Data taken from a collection

⁂

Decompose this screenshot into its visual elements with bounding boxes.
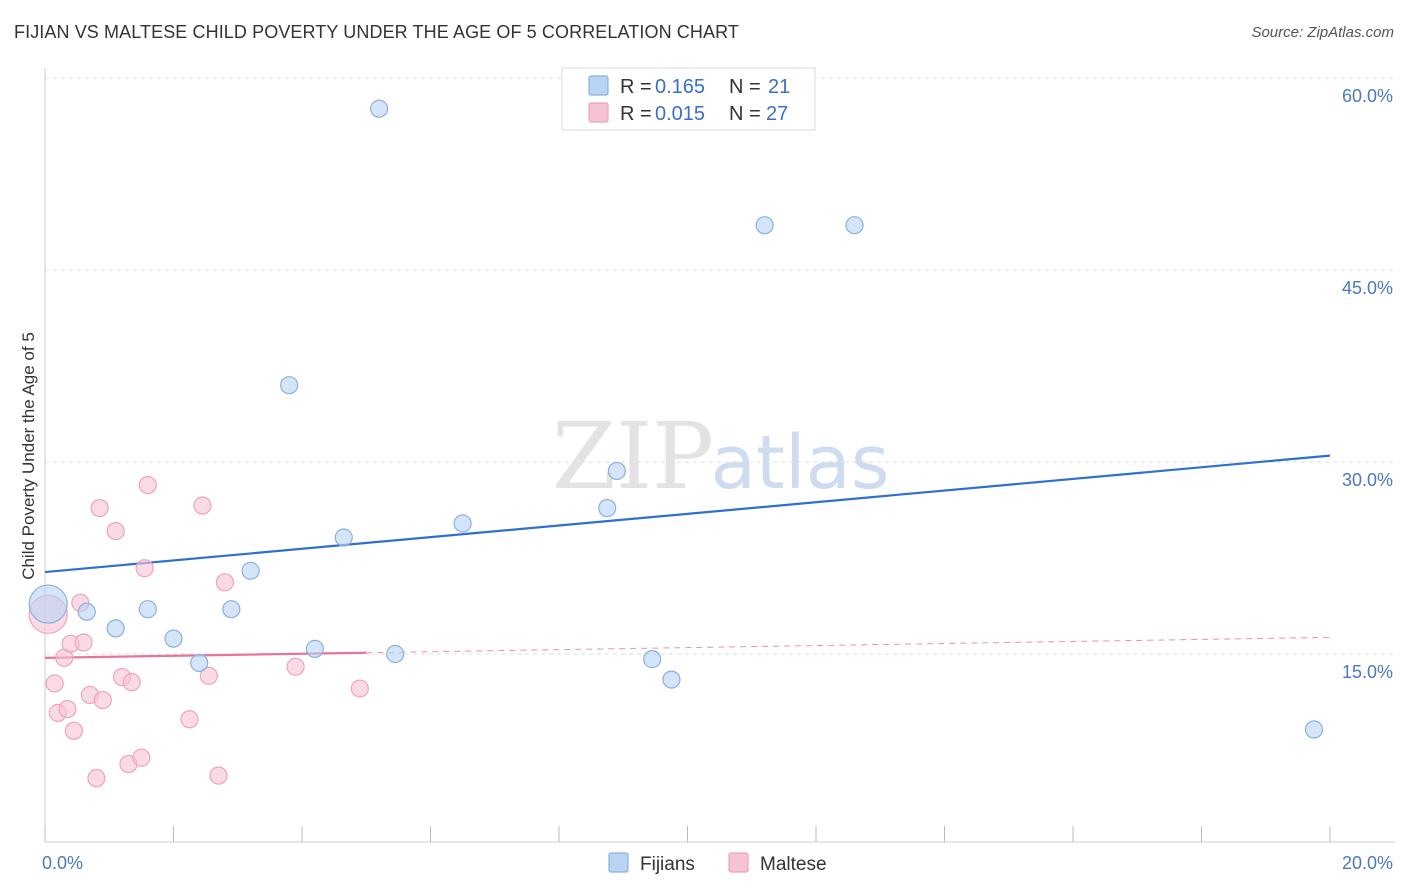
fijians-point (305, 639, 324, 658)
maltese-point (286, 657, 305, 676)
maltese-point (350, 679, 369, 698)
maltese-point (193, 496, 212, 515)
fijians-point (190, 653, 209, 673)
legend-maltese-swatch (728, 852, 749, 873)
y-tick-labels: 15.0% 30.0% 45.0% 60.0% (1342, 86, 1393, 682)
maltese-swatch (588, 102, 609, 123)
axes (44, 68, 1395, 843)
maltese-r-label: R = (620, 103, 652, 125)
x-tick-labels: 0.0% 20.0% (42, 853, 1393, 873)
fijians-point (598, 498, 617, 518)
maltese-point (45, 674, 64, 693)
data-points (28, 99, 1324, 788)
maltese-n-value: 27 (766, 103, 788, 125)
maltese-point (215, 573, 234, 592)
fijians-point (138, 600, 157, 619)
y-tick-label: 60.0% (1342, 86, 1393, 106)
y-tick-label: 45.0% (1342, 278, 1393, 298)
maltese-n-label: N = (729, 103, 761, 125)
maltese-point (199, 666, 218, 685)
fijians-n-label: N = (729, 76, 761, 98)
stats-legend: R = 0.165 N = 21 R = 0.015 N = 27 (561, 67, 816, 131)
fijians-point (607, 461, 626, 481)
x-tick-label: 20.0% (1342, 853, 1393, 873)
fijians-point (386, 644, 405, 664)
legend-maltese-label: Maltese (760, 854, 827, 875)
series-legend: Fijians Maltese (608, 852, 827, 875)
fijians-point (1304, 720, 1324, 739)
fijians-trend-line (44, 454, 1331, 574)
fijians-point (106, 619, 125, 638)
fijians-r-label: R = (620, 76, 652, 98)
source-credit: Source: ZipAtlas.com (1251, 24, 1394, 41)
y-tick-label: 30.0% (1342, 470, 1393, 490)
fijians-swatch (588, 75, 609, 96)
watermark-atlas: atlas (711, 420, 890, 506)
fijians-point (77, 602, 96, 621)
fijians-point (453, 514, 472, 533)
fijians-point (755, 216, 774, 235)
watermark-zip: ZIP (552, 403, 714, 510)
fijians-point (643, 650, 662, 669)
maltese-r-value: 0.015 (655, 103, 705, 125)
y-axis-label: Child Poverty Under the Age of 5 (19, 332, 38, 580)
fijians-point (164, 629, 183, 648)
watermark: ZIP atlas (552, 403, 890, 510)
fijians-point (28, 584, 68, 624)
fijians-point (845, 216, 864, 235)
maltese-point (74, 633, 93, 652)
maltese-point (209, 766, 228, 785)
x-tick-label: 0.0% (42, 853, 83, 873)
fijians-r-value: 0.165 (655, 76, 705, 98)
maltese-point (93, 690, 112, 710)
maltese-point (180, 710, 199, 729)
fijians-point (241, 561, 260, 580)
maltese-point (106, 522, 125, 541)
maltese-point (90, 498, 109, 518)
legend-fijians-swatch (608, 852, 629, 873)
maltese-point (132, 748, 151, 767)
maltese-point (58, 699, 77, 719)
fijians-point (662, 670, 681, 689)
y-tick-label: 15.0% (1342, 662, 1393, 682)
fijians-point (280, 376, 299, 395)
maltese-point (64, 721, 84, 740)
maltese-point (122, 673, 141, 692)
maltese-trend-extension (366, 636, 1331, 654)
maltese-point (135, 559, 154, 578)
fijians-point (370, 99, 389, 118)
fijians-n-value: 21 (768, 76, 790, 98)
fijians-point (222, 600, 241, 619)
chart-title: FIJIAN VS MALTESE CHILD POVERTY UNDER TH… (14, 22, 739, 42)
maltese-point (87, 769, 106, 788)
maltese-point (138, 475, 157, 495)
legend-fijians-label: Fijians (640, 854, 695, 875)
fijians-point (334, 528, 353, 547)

⁂

**Written problem**
Put every line of the listing above into a Markdown table with the columns "Row" and "Line," giving each line a row number and skipping blank lines. Leave the pictures out of the table.

**Final result**
| Row | Line |
|---|---|
| 1 | Decompose this screenshot into its visual elements with bounding boxes. |
| 2 | fijians-point (305, 639, 324, 658) |
| 3 | maltese-point (286, 657, 305, 676) |
| 4 | maltese-point (350, 679, 369, 698) |
| 5 | maltese-point (193, 496, 212, 515) |
| 6 | fijians-point (190, 653, 209, 673) |
| 7 | legend-maltese-swatch (728, 852, 749, 873) |
| 8 | y-tick-labels: 15.0% 30.0% 45.0% 60.0% (1342, 86, 1393, 682) |
| 9 | maltese-swatch (588, 102, 609, 123) |
| 10 | axes (44, 68, 1395, 843) |
| 11 | maltese-r-label: R = (620, 103, 652, 125) |
| 12 | x-tick-labels: 0.0% 20.0% (42, 853, 1393, 873) |
| 13 | fijians-point (598, 498, 617, 518) |
| 14 | maltese-point (45, 674, 64, 693) |
| 15 | data-points (28, 99, 1324, 788) |
| 16 | maltese-n-value: 27 (766, 103, 788, 125) |
| 17 | maltese-point (215, 573, 234, 592) |
| 18 | fijians-point (138, 600, 157, 619) |
| 19 | y-tick-label: 60.0% (1342, 86, 1393, 106) |
| 20 | y-tick-label: 45.0% (1342, 278, 1393, 298) |
| 21 | maltese-n-label: N = (729, 103, 761, 125) |
| 22 | maltese-point (199, 666, 218, 685) |
| 23 | fijians-n-label: N = (729, 76, 761, 98) |
| 24 | stats-legend: R = 0.165 N = 21 R = 0.015 N = 27 (561, 67, 816, 131) |
| 25 | fijians-point (607, 461, 626, 481) |
| 26 | x-tick-label: 20.0% (1342, 853, 1393, 873) |
| 27 | fijians-point (386, 644, 405, 664) |
| 28 | legend-maltese-label: Maltese (760, 854, 827, 875) |
| 29 | series-legend: Fijians Maltese (608, 852, 827, 875) |
| 30 | fijians-point (1304, 720, 1324, 739) |
| 31 | fijians-trend-line (44, 454, 1331, 574) |
| 32 | fijians-point (106, 619, 125, 638) |
| 33 | fijians-r-label: R = (620, 76, 652, 98) |
| 34 | source-credit: Source: ZipAtlas.com (1251, 24, 1394, 41) |
| 35 | y-tick-label: 30.0% (1342, 470, 1393, 490) |
| 36 | fijians-swatch (588, 75, 609, 96) |
| 37 | watermark-atlas: atlas (711, 420, 890, 506) |
| 38 | fijians-point (77, 602, 96, 621) |
| 39 | fijians-point (453, 514, 472, 533) |
| 40 | fijians-point (755, 216, 774, 235) |
| 41 | watermark-zip: ZIP (552, 403, 714, 510) |
| 42 | fijians-point (643, 650, 662, 669) |
| 43 | maltese-r-value: 0.015 (655, 103, 705, 125) |
| 44 | y-axis-label: Child Poverty Under the Age of 5 (19, 332, 38, 580) |
| 45 | fijians-point (164, 629, 183, 648) |
| 46 | watermark: ZIP atlas (552, 403, 890, 510) |
| 47 | fijians-point (28, 584, 68, 624) |
| 48 | fijians-point (845, 216, 864, 235) |
| 49 | maltese-point (74, 633, 93, 652) |
| 50 | maltese-point (209, 766, 228, 785) |
| 51 | x-tick-label: 0.0% (42, 853, 83, 873) |
| 52 | fijians-r-value: 0.165 (655, 76, 705, 98) |
| 53 | maltese-point (93, 690, 112, 710) |
| 54 | maltese-point (180, 710, 199, 729) |
| 55 | fijians-point (241, 561, 260, 580) |
| 56 | maltese-point (106, 522, 125, 541) |
| 57 | maltese-point (90, 498, 109, 518) |
| 58 | legend-fijians-swatch (608, 852, 629, 873) |
| 59 | maltese-point (132, 748, 151, 767) |
| 60 | maltese-point (58, 699, 77, 719) |
| 61 | fijians-point (662, 670, 681, 689) |
| 62 | y-tick-label: 15.0% (1342, 662, 1393, 682) |
| 63 | fijians-point (280, 376, 299, 395) |
| 64 | maltese-point (64, 721, 84, 740) |
| 65 | maltese-point (122, 673, 141, 692) |
| 66 | maltese-trend-extension (366, 636, 1331, 654) |
| 67 | maltese-point (135, 559, 154, 578) |
| 68 | fijians-point (370, 99, 389, 118) |
| 69 | fijians-n-value: 21 (768, 76, 790, 98) |
| 70 | fijians-point (222, 600, 241, 619) |
| 71 | chart-title: FIJIAN VS MALTESE CHILD POVERTY UNDER TH… (14, 22, 739, 42) |
| 72 | maltese-point (87, 769, 106, 788) |
| 73 | maltese-point (138, 475, 157, 495) |
| 74 | legend-fijians-label: Fijians (640, 854, 695, 875) |
| 75 | fijians-point (334, 528, 353, 547) |